[Region boundary data]
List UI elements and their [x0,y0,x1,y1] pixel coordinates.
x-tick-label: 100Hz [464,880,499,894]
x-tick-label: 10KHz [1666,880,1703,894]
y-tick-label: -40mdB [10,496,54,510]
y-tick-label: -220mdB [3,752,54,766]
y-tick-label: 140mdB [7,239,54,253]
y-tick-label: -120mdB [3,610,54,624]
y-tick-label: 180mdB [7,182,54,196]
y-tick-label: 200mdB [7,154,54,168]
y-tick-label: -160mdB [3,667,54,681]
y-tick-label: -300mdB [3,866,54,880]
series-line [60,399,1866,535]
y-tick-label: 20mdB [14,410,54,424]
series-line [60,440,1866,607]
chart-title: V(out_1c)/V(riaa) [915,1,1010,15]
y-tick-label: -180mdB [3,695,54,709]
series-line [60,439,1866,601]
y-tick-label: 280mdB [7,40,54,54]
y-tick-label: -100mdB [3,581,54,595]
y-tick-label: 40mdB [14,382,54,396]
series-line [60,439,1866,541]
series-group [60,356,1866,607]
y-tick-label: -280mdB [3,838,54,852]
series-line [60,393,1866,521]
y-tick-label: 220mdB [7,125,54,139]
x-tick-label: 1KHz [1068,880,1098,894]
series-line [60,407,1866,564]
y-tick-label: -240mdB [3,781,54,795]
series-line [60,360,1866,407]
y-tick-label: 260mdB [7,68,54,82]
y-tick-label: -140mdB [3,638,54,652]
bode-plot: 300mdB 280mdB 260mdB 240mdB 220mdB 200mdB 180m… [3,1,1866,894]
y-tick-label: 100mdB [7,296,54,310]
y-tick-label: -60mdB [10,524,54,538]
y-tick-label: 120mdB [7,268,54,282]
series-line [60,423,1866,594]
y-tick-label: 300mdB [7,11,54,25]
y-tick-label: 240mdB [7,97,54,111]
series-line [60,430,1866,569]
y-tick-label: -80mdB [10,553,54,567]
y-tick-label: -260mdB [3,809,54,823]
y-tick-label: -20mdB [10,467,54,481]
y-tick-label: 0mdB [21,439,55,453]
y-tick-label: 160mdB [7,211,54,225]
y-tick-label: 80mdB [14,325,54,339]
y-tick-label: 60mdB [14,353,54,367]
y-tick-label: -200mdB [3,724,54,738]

**Task instructions**
Reproduce every one of the rows above, character for character.

**Full answer**
List UI elements and their [x0,y0,x1,y1] pixel coordinates.
x-tick-label: 100Hz [464,880,499,894]
x-tick-label: 10KHz [1666,880,1703,894]
y-tick-label: -40mdB [10,496,54,510]
y-tick-label: -220mdB [3,752,54,766]
y-tick-label: 140mdB [7,239,54,253]
y-tick-label: -120mdB [3,610,54,624]
y-tick-label: 180mdB [7,182,54,196]
y-tick-label: 200mdB [7,154,54,168]
y-tick-label: -160mdB [3,667,54,681]
y-tick-label: -300mdB [3,866,54,880]
series-line [60,399,1866,535]
y-tick-label: 20mdB [14,410,54,424]
series-line [60,440,1866,607]
chart-title: V(out_1c)/V(riaa) [915,1,1010,15]
y-tick-label: -180mdB [3,695,54,709]
series-line [60,439,1866,601]
y-tick-label: 280mdB [7,40,54,54]
y-tick-label: -100mdB [3,581,54,595]
y-tick-label: 40mdB [14,382,54,396]
series-line [60,439,1866,541]
series-group [60,356,1866,607]
y-tick-label: -280mdB [3,838,54,852]
series-line [60,393,1866,521]
y-tick-label: 220mdB [7,125,54,139]
x-tick-label: 1KHz [1068,880,1098,894]
series-line [60,407,1866,564]
y-tick-label: -240mdB [3,781,54,795]
series-line [60,360,1866,407]
y-tick-label: 260mdB [7,68,54,82]
y-tick-label: -140mdB [3,638,54,652]
bode-plot: 300mdB 280mdB 260mdB 240mdB 220mdB 200mdB 180m… [3,1,1866,894]
y-tick-label: 100mdB [7,296,54,310]
y-tick-label: -60mdB [10,524,54,538]
y-tick-label: 120mdB [7,268,54,282]
series-line [60,423,1866,594]
y-tick-label: 300mdB [7,11,54,25]
y-tick-label: 240mdB [7,97,54,111]
series-line [60,430,1866,569]
y-tick-label: -80mdB [10,553,54,567]
y-tick-label: -260mdB [3,809,54,823]
y-tick-label: -20mdB [10,467,54,481]
y-tick-label: 0mdB [21,439,55,453]
y-tick-label: 160mdB [7,211,54,225]
y-tick-label: 80mdB [14,325,54,339]
y-tick-label: 60mdB [14,353,54,367]
y-tick-label: -200mdB [3,724,54,738]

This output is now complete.